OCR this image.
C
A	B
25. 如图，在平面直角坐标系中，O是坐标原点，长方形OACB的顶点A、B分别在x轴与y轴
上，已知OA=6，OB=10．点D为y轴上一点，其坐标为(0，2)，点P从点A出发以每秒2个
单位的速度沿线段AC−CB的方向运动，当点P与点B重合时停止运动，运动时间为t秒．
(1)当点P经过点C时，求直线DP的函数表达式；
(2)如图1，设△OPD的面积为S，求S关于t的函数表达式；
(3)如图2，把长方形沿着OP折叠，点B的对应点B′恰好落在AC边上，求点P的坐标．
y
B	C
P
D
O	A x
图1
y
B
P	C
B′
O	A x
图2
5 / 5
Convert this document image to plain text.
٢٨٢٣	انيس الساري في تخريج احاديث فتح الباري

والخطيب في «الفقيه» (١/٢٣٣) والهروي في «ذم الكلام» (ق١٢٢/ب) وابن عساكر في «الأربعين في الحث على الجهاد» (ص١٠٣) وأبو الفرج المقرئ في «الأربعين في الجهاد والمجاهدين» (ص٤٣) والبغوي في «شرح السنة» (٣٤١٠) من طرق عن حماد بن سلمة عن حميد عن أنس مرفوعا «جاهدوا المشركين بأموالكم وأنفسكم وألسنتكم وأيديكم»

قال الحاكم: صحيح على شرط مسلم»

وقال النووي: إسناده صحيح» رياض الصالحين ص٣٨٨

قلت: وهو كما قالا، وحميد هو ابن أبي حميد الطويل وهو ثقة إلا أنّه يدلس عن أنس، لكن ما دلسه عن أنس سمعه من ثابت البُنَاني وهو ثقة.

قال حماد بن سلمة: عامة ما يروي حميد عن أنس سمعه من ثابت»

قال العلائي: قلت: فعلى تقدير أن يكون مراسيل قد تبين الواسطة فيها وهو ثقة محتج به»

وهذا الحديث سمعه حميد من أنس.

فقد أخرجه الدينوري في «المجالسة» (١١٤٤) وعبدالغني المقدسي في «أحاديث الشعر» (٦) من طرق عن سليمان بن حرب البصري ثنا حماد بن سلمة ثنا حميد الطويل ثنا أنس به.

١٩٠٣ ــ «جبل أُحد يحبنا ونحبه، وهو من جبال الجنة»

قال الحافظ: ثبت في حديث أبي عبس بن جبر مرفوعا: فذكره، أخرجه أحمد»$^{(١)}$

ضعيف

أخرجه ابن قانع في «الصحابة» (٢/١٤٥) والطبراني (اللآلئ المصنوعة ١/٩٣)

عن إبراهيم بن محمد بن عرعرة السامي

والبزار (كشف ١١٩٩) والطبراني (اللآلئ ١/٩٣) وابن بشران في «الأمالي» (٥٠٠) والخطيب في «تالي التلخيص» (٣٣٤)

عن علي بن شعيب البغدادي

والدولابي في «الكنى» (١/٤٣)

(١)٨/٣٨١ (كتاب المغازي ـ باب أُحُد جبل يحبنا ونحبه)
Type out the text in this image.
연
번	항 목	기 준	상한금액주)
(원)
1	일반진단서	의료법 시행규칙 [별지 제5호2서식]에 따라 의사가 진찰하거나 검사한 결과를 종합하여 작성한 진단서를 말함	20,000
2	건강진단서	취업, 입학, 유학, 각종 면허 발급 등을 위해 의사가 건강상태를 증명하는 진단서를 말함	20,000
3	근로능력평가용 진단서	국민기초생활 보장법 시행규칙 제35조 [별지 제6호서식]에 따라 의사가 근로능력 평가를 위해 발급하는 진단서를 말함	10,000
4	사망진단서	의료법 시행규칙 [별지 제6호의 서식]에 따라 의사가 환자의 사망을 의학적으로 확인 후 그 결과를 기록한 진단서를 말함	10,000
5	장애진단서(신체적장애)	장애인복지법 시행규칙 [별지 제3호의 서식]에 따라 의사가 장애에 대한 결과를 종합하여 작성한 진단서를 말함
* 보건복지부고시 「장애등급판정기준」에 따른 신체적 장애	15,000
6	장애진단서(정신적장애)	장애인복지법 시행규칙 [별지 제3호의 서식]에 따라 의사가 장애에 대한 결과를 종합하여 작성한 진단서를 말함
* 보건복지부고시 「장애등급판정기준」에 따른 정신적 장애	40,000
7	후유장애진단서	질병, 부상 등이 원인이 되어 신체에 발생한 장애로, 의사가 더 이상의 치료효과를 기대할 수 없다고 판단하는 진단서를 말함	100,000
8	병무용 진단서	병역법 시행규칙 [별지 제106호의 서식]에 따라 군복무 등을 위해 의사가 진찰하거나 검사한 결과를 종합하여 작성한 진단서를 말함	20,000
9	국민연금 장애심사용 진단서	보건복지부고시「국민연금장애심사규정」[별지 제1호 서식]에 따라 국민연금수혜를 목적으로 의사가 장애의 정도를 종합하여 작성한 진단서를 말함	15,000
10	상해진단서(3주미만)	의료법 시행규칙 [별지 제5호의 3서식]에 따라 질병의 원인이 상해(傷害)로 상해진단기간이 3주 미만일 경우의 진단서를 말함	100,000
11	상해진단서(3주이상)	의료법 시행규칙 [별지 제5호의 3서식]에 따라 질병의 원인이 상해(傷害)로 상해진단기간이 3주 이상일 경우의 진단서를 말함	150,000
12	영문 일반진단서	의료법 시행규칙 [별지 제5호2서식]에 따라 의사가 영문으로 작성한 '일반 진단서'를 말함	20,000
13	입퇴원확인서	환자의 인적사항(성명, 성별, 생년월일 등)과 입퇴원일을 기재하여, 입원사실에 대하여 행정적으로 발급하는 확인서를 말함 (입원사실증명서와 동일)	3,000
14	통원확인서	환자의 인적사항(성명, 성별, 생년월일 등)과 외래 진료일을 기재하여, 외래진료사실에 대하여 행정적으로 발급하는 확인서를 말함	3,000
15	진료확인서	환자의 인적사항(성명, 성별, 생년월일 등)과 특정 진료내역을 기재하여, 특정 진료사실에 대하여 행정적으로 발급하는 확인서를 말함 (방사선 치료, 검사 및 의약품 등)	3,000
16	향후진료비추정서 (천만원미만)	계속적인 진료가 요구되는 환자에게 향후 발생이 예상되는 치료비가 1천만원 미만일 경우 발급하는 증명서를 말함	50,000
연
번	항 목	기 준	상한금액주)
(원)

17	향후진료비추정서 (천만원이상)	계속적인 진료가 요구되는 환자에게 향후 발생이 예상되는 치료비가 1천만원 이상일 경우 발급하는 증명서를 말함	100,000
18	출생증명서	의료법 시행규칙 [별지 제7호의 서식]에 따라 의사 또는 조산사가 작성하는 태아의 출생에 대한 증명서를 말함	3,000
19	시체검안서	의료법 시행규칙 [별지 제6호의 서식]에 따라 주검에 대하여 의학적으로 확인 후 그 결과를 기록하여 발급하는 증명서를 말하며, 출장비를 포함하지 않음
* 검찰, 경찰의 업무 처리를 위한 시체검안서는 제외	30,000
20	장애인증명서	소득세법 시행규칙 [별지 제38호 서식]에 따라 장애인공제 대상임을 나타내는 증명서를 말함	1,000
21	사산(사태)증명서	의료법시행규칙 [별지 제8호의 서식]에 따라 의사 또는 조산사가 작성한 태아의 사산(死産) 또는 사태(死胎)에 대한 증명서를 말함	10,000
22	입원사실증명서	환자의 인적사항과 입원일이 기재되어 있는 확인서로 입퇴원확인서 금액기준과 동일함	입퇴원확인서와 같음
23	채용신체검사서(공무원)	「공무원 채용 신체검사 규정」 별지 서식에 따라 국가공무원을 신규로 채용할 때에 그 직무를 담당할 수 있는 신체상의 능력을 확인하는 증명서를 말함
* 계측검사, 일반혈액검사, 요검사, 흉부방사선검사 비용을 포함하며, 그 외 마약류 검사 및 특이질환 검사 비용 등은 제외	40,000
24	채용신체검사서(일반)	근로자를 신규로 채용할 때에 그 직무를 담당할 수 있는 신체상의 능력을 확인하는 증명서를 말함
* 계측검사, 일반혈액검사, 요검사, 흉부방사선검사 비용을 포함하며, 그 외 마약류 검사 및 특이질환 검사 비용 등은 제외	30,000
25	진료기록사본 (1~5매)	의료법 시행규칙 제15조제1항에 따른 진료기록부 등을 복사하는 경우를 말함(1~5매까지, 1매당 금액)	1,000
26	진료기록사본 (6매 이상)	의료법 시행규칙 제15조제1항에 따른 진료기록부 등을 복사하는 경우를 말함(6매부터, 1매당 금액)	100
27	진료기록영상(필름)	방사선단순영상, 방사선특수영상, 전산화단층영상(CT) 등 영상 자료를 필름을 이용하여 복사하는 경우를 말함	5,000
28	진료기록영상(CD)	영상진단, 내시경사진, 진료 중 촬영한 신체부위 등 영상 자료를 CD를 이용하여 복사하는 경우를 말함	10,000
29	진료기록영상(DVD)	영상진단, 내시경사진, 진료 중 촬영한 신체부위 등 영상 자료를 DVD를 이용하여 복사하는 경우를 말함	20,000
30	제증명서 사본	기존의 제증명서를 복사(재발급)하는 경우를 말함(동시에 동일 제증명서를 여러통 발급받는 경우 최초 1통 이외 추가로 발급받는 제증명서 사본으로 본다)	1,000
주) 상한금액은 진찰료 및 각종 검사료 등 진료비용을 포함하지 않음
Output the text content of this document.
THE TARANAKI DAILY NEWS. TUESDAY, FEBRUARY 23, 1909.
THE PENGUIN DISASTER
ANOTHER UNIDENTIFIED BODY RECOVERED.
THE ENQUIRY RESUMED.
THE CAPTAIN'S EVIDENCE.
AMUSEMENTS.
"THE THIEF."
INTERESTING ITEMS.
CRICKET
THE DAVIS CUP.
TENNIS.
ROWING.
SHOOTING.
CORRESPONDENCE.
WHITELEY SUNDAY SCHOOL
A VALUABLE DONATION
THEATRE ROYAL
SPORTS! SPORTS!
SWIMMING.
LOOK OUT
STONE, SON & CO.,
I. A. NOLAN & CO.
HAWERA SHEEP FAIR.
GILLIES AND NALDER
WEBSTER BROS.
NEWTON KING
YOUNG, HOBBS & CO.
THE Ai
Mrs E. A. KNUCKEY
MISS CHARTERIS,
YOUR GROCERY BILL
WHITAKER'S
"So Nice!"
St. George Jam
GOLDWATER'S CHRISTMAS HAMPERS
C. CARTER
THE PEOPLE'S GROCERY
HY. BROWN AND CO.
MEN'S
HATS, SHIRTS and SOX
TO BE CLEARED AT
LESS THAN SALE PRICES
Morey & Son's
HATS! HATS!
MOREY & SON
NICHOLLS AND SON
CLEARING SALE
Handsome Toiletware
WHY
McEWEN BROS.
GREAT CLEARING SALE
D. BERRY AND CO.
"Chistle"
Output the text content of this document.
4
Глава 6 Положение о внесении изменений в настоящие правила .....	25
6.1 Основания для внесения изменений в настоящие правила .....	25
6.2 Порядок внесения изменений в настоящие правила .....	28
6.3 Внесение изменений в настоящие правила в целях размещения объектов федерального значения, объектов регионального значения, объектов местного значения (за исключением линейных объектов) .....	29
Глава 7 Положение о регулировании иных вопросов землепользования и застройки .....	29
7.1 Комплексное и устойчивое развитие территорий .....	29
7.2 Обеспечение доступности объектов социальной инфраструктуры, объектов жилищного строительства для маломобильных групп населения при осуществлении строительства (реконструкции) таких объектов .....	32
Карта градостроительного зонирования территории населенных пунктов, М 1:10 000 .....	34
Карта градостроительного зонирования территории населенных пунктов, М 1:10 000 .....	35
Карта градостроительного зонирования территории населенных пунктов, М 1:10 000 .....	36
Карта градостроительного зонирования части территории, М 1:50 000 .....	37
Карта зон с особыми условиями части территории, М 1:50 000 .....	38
::::::
*GOAL OF THE EXERCISE*. State, as a bare number, how many lines of the listing hold the word "صحيح".

*RESULT OF THE EXERCISE*. 2